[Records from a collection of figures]
— START —

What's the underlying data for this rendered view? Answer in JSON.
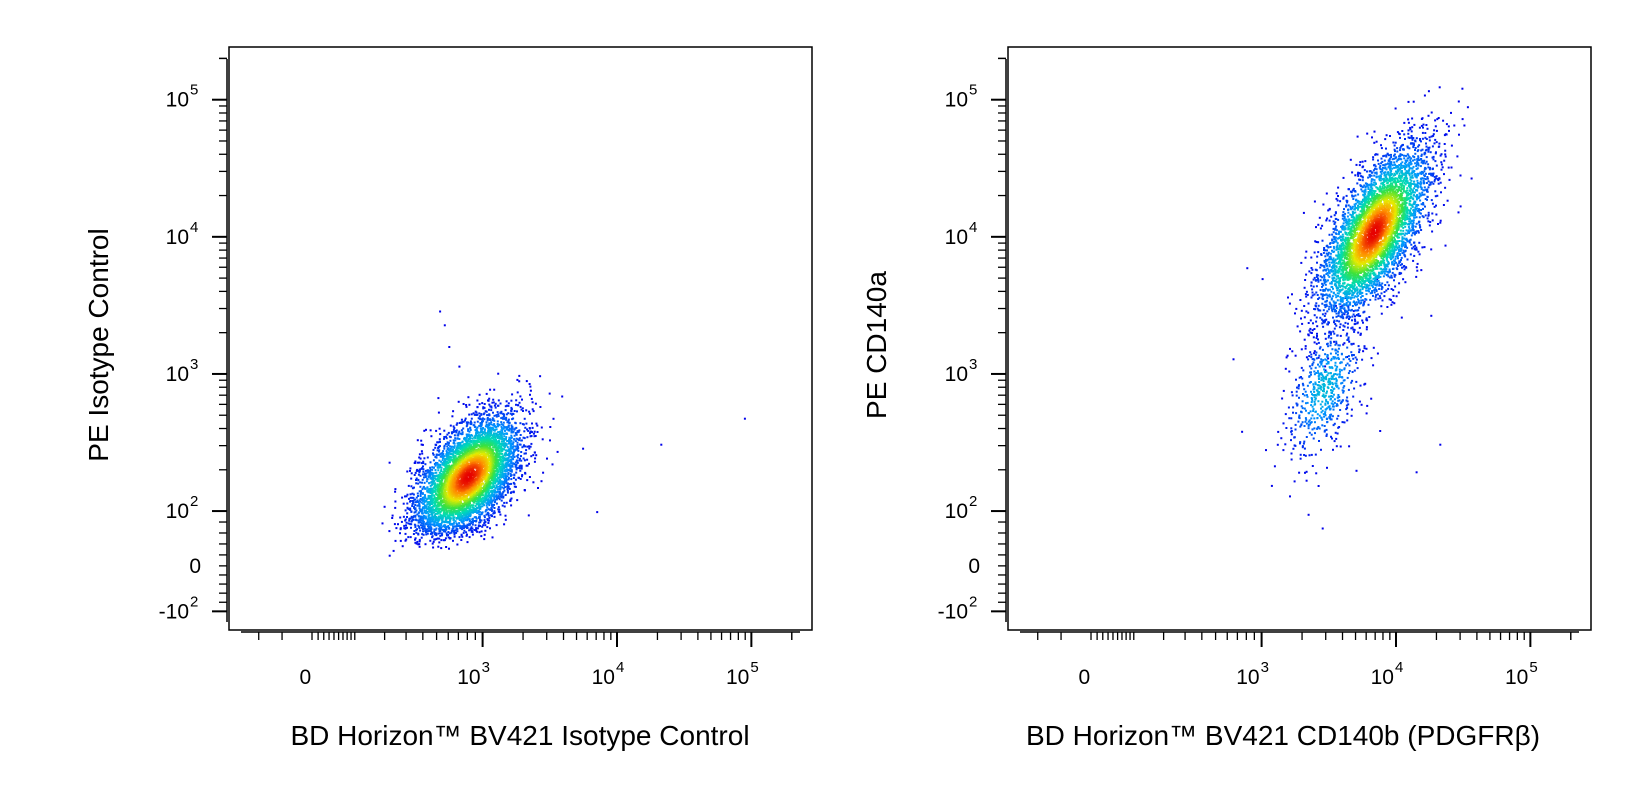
{
  "chart_data": [
    {
      "type": "scatter",
      "style": "density-pseudocolor",
      "title": "",
      "xlabel": "BD Horizon™ BV421 Isotype Control",
      "ylabel": "PE Isotype Control",
      "x_scale": "biexponential",
      "y_scale": "biexponential",
      "xlim": [
        -300,
        200000
      ],
      "ylim": [
        -200,
        250000
      ],
      "x_ticks": [
        {
          "value": 0,
          "label": "0"
        },
        {
          "value": 1000,
          "label": "10",
          "exp": "3"
        },
        {
          "value": 10000,
          "label": "10",
          "exp": "4"
        },
        {
          "value": 100000,
          "label": "10",
          "exp": "5"
        }
      ],
      "y_ticks": [
        {
          "value": -100,
          "label": "-10",
          "exp": "2"
        },
        {
          "value": 0,
          "label": "0"
        },
        {
          "value": 100,
          "label": "10",
          "exp": "2"
        },
        {
          "value": 1000,
          "label": "10",
          "exp": "3"
        },
        {
          "value": 10000,
          "label": "10",
          "exp": "4"
        },
        {
          "value": 100000,
          "label": "10",
          "exp": "5"
        }
      ],
      "population": {
        "x_center": 800,
        "y_center": 180,
        "x_spread_decades": 0.18,
        "y_spread_decades": 0.22,
        "correlation": 0.55,
        "n_events": 5500
      },
      "outliers": [
        [
          520,
          2900
        ],
        [
          560,
          2300
        ],
        [
          600,
          1600
        ],
        [
          700,
          1150
        ],
        [
          1200,
          780
        ],
        [
          5500,
          290
        ],
        [
          7000,
          100
        ],
        [
          21000,
          310
        ],
        [
          88000,
          480
        ]
      ]
    },
    {
      "type": "scatter",
      "style": "density-pseudocolor",
      "title": "",
      "xlabel": "BD Horizon™ BV421 CD140b (PDGFRβ)",
      "ylabel": "PE CD140a",
      "x_scale": "biexponential",
      "y_scale": "biexponential",
      "xlim": [
        -300,
        200000
      ],
      "ylim": [
        -200,
        250000
      ],
      "x_ticks": [
        {
          "value": 0,
          "label": "0"
        },
        {
          "value": 1000,
          "label": "10",
          "exp": "3"
        },
        {
          "value": 10000,
          "label": "10",
          "exp": "4"
        },
        {
          "value": 100000,
          "label": "10",
          "exp": "5"
        }
      ],
      "y_ticks": [
        {
          "value": -100,
          "label": "-10",
          "exp": "2"
        },
        {
          "value": 0,
          "label": "0"
        },
        {
          "value": 100,
          "label": "10",
          "exp": "2"
        },
        {
          "value": 1000,
          "label": "10",
          "exp": "3"
        },
        {
          "value": 10000,
          "label": "10",
          "exp": "4"
        },
        {
          "value": 100000,
          "label": "10",
          "exp": "5"
        }
      ],
      "population": {
        "x_center": 6800,
        "y_center": 11000,
        "x_spread_decades": 0.2,
        "y_spread_decades": 0.3,
        "correlation": 0.65,
        "n_events": 5000
      },
      "tail": {
        "x_center": 2900,
        "y_center": 800,
        "x_spread_decades": 0.14,
        "y_spread_decades": 0.25,
        "correlation": 0.5,
        "n_events": 600
      },
      "outliers": [
        [
          800,
          6000
        ],
        [
          1000,
          5000
        ],
        [
          650,
          1300
        ],
        [
          1600,
          130
        ],
        [
          2200,
          95
        ],
        [
          2800,
          70
        ],
        [
          5000,
          200
        ],
        [
          7500,
          390
        ],
        [
          14000,
          195
        ],
        [
          21000,
          310
        ],
        [
          18000,
          2700
        ]
      ]
    }
  ]
}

— END —

What the task asks :: Scan the entries above. Copy each line that has the string "Control".

Written answer ::
      "xlabel": "BD Horizon™ BV421 Isotype Control",
      "ylabel": "PE Isotype Control",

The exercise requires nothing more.